● What to work on:
"this" appears in how many lines of the entries? State only the number.

++++++

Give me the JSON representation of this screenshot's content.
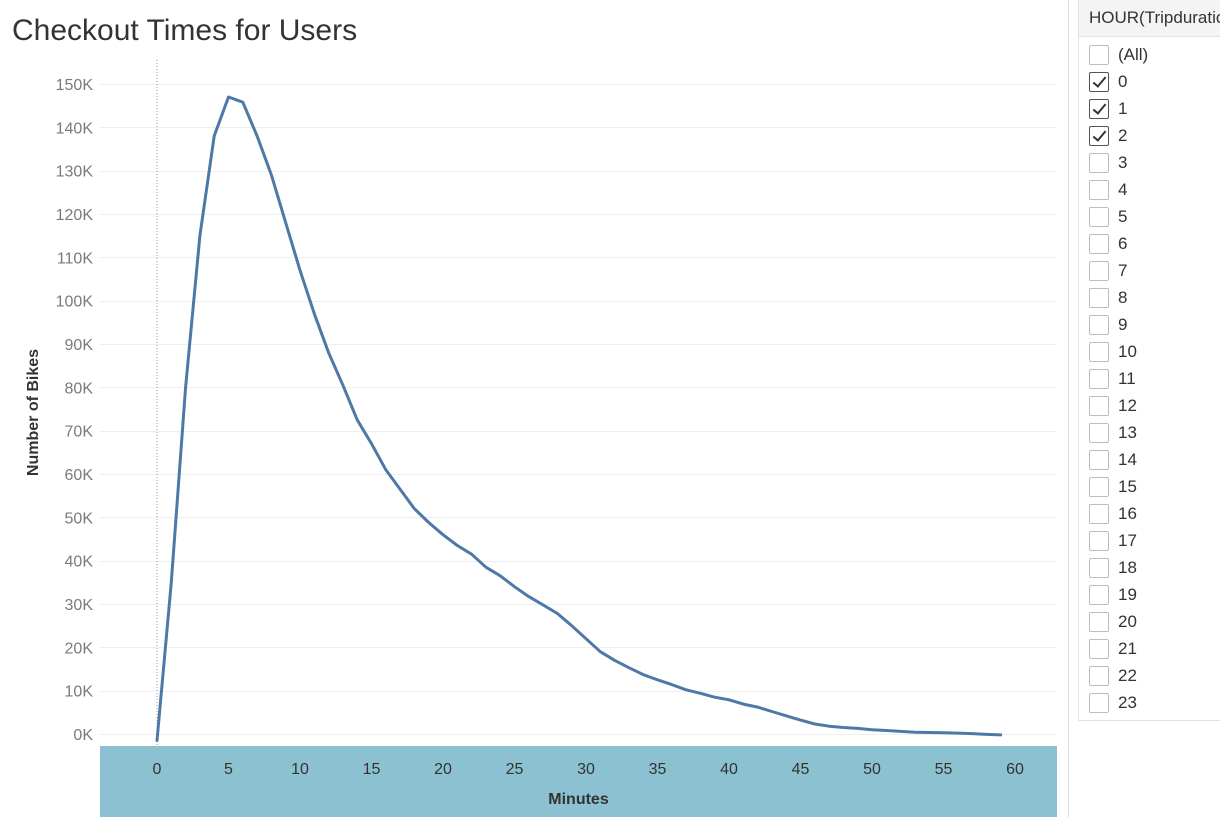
{
  "chart_data": {
    "type": "line",
    "title": "Checkout Times for Users",
    "xlabel": "Minutes",
    "ylabel": "Number of Bikes",
    "xlim": [
      -4,
      63
    ],
    "ylim": [
      -1000,
      151000
    ],
    "xticks": [
      0,
      5,
      10,
      15,
      20,
      25,
      30,
      35,
      40,
      45,
      50,
      55,
      60
    ],
    "yticks": [
      0,
      10000,
      20000,
      30000,
      40000,
      50000,
      60000,
      70000,
      80000,
      90000,
      100000,
      110000,
      120000,
      130000,
      140000,
      150000
    ],
    "ytick_labels": [
      "0K",
      "10K",
      "20K",
      "30K",
      "40K",
      "50K",
      "60K",
      "70K",
      "80K",
      "90K",
      "100K",
      "110K",
      "120K",
      "130K",
      "140K",
      "150K"
    ],
    "grid": true,
    "line_color": "#4e79a7",
    "x_axis_band_color": "#8bc1d0",
    "series": [
      {
        "x": [
          0,
          1,
          2,
          3,
          4,
          5,
          6,
          7,
          8,
          9,
          10,
          11,
          12,
          13,
          14,
          15,
          16,
          17,
          18,
          19,
          20,
          21,
          22,
          23,
          24,
          25,
          26,
          27,
          28,
          29,
          30,
          31,
          32,
          33,
          34,
          35,
          36,
          37,
          38,
          39,
          40,
          41,
          42,
          43,
          44,
          45,
          46,
          47,
          48,
          49,
          50,
          51,
          52,
          53,
          54,
          55,
          56,
          57,
          58,
          59
        ],
        "values": [
          -1500,
          35000,
          80000,
          115000,
          138000,
          147000,
          145800,
          138000,
          129000,
          118000,
          107000,
          97000,
          88000,
          80500,
          72500,
          67000,
          61000,
          56500,
          52000,
          48800,
          46000,
          43500,
          41500,
          38500,
          36500,
          34000,
          31700,
          29800,
          27800,
          25000,
          22000,
          19000,
          17000,
          15300,
          13700,
          12500,
          11400,
          10200,
          9400,
          8500,
          7900,
          6900,
          6200,
          5200,
          4200,
          3200,
          2300,
          1800,
          1500,
          1300,
          1000,
          800,
          600,
          400,
          350,
          300,
          200,
          100,
          -100,
          -200
        ]
      }
    ]
  },
  "filter": {
    "header": "HOUR(Tripduration)",
    "items": [
      {
        "label": "(All)",
        "checked": false
      },
      {
        "label": "0",
        "checked": true
      },
      {
        "label": "1",
        "checked": true
      },
      {
        "label": "2",
        "checked": true
      },
      {
        "label": "3",
        "checked": false
      },
      {
        "label": "4",
        "checked": false
      },
      {
        "label": "5",
        "checked": false
      },
      {
        "label": "6",
        "checked": false
      },
      {
        "label": "7",
        "checked": false
      },
      {
        "label": "8",
        "checked": false
      },
      {
        "label": "9",
        "checked": false
      },
      {
        "label": "10",
        "checked": false
      },
      {
        "label": "11",
        "checked": false
      },
      {
        "label": "12",
        "checked": false
      },
      {
        "label": "13",
        "checked": false
      },
      {
        "label": "14",
        "checked": false
      },
      {
        "label": "15",
        "checked": false
      },
      {
        "label": "16",
        "checked": false
      },
      {
        "label": "17",
        "checked": false
      },
      {
        "label": "18",
        "checked": false
      },
      {
        "label": "19",
        "checked": false
      },
      {
        "label": "20",
        "checked": false
      },
      {
        "label": "21",
        "checked": false
      },
      {
        "label": "22",
        "checked": false
      },
      {
        "label": "23",
        "checked": false
      }
    ]
  }
}
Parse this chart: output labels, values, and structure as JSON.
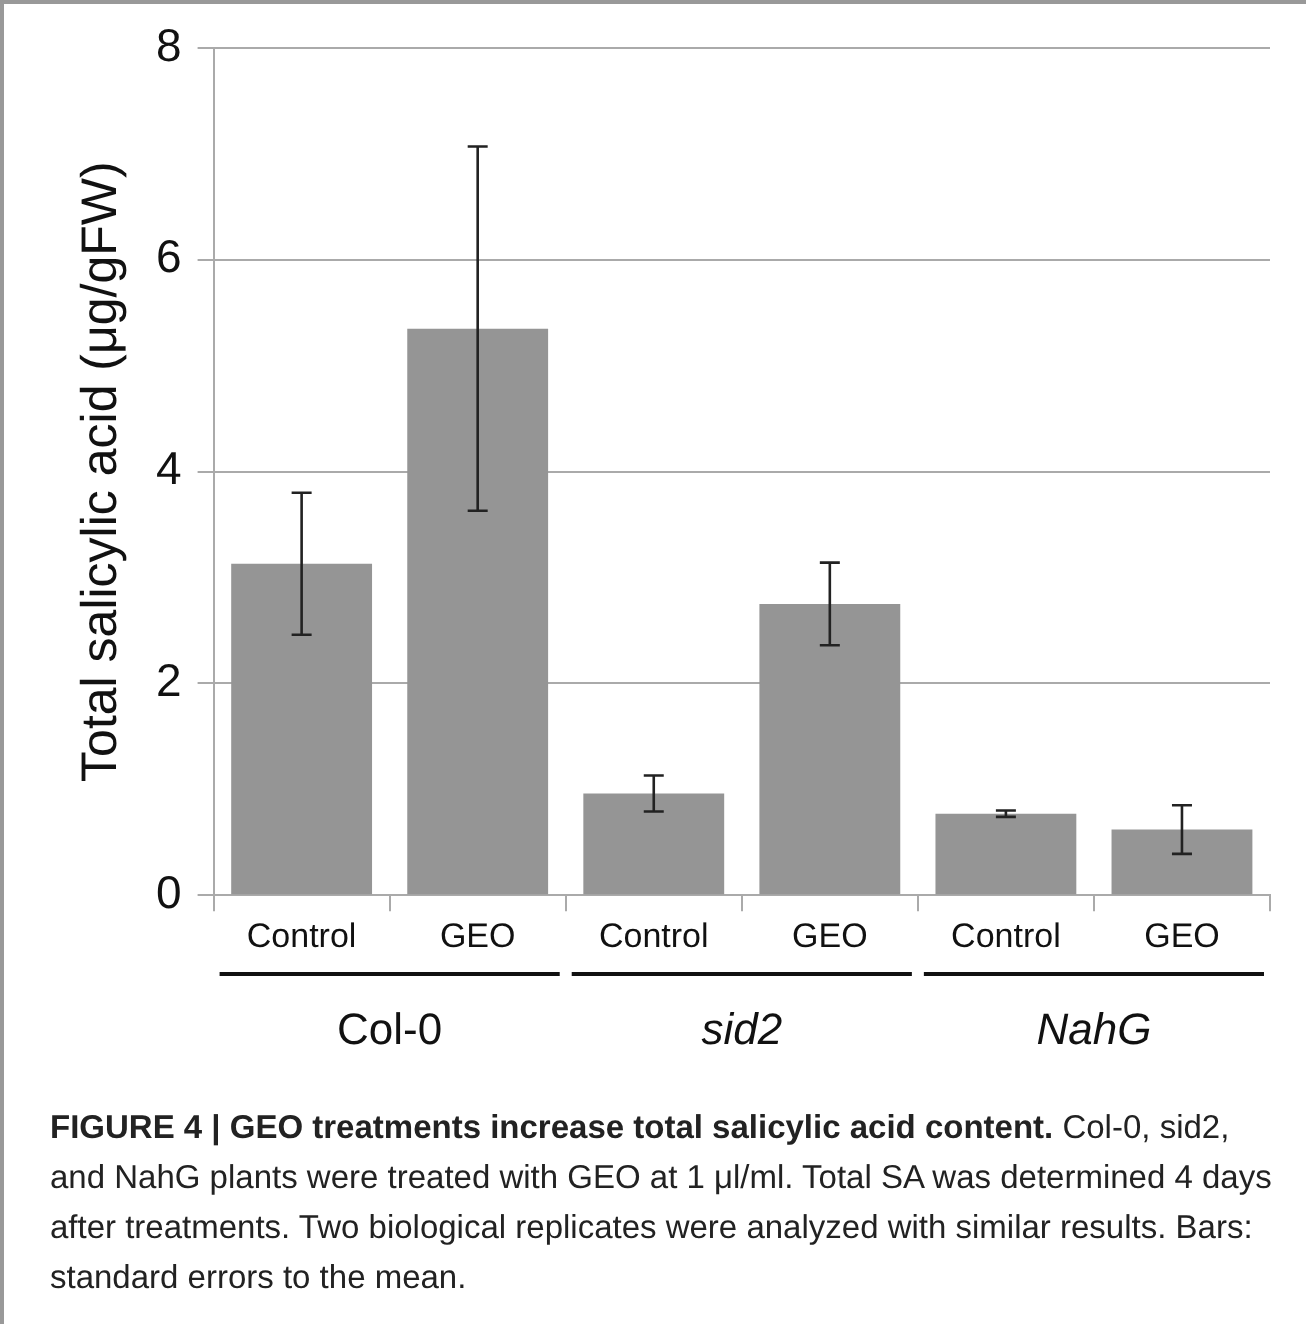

++++++

● Solved exercise:
2